:: THE TASK ::
Using the listing below, please gather every line containing the word "Tube".

Extracted data entries:
....
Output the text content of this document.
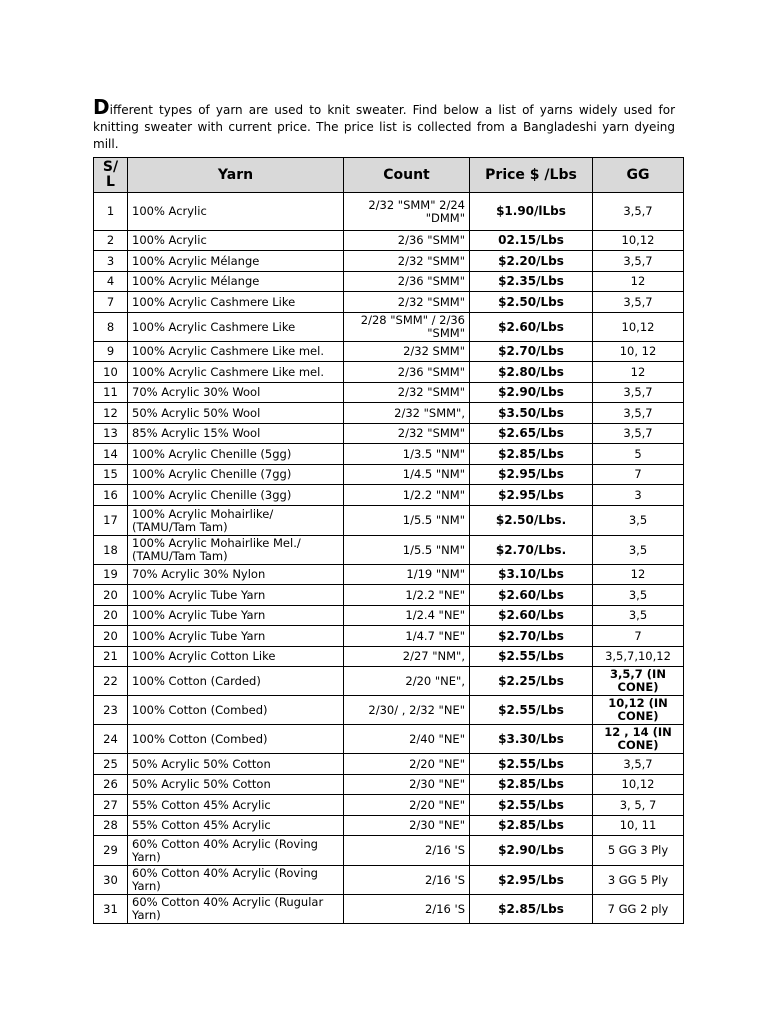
Different types of yarn are used to knit sweater. Find below a list of yarns widely used for knitting sweater with current price. The price list is collected from a Bangladeshi yarn dyeing mill.

S/ L	Yarn	Count	Price $ /Lbs	GG
1	100% Acrylic	2/32 "SMM" 2/24 "DMM"	$1.90/lLbs	3,5,7
2	100% Acrylic	2/36 "SMM"	02.15/Lbs	10,12
3	100% Acrylic Mélange	2/32 "SMM"	$2.20/Lbs	3,5,7
4	100% Acrylic Mélange	2/36 "SMM"	$2.35/Lbs	12
7	100% Acrylic Cashmere Like	2/32 "SMM"	$2.50/Lbs	3,5,7
8	100% Acrylic Cashmere Like	2/28 "SMM" / 2/36 "SMM"	$2.60/Lbs	10,12
9	100% Acrylic Cashmere Like mel.	2/32 SMM"	$2.70/Lbs	10, 12
10	100% Acrylic Cashmere Like mel.	2/36 "SMM"	$2.80/Lbs	12
11	70% Acrylic 30% Wool	2/32 "SMM"	$2.90/Lbs	3,5,7
12	50% Acrylic 50% Wool	2/32 "SMM",	$3.50/Lbs	3,5,7
13	85% Acrylic 15% Wool	2/32 "SMM"	$2.65/Lbs	3,5,7
14	100% Acrylic Chenille (5gg)	1/3.5 "NM"	$2.85/Lbs	5
15	100% Acrylic Chenille (7gg)	1/4.5 "NM"	$2.95/Lbs	7
16	100% Acrylic Chenille (3gg)	1/2.2 "NM"	$2.95/Lbs	3
17	100% Acrylic Mohairlike/ (TAMU/Tam Tam)	1/5.5 "NM"	$2.50/Lbs.	3,5
18	100% Acrylic Mohairlike Mel./ (TAMU/Tam Tam)	1/5.5 "NM"	$2.70/Lbs.	3,5
19	70% Acrylic 30% Nylon	1/19 "NM"	$3.10/Lbs	12
20	100% Acrylic Tube Yarn	1/2.2 "NE"	$2.60/Lbs	3,5
20	100% Acrylic Tube Yarn	1/2.4 "NE"	$2.60/Lbs	3,5
20	100% Acrylic Tube Yarn	1/4.7 "NE"	$2.70/Lbs	7
21	100% Acrylic Cotton Like	2/27 "NM",	$2.55/Lbs	3,5,7,10,12
22	100% Cotton (Carded)	2/20 "NE",	$2.25/Lbs	3,5,7 (IN CONE)
23	100% Cotton (Combed)	2/30/ , 2/32 "NE"	$2.55/Lbs	10,12 (IN CONE)
24	100% Cotton (Combed)	2/40 "NE"	$3.30/Lbs	12 , 14 (IN CONE)
25	50% Acrylic 50% Cotton	2/20 "NE"	$2.55/Lbs	3,5,7
26	50% Acrylic 50% Cotton	2/30 "NE"	$2.85/Lbs	10,12
27	55% Cotton 45% Acrylic	2/20 "NE"	$2.55/Lbs	3, 5, 7
28	55% Cotton 45% Acrylic	2/30 "NE"	$2.85/Lbs	10, 11
29	60% Cotton 40% Acrylic (Roving Yarn)	2/16 'S	$2.90/Lbs	5 GG 3 Ply
30	60% Cotton 40% Acrylic (Roving Yarn)	2/16 'S	$2.95/Lbs	3 GG 5 Ply
31	60% Cotton 40% Acrylic (Rugular Yarn)	2/16 'S	$2.85/Lbs	7 GG 2 ply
....
:: SOLUTION TO THIS TASK ::
20	100% Acrylic Tube Yarn	1/2.2 "NE"	$2.60/Lbs	3,5
20	100% Acrylic Tube Yarn	1/2.4 "NE"	$2.60/Lbs	3,5
20	100% Acrylic Tube Yarn	1/4.7 "NE"	$2.70/Lbs	7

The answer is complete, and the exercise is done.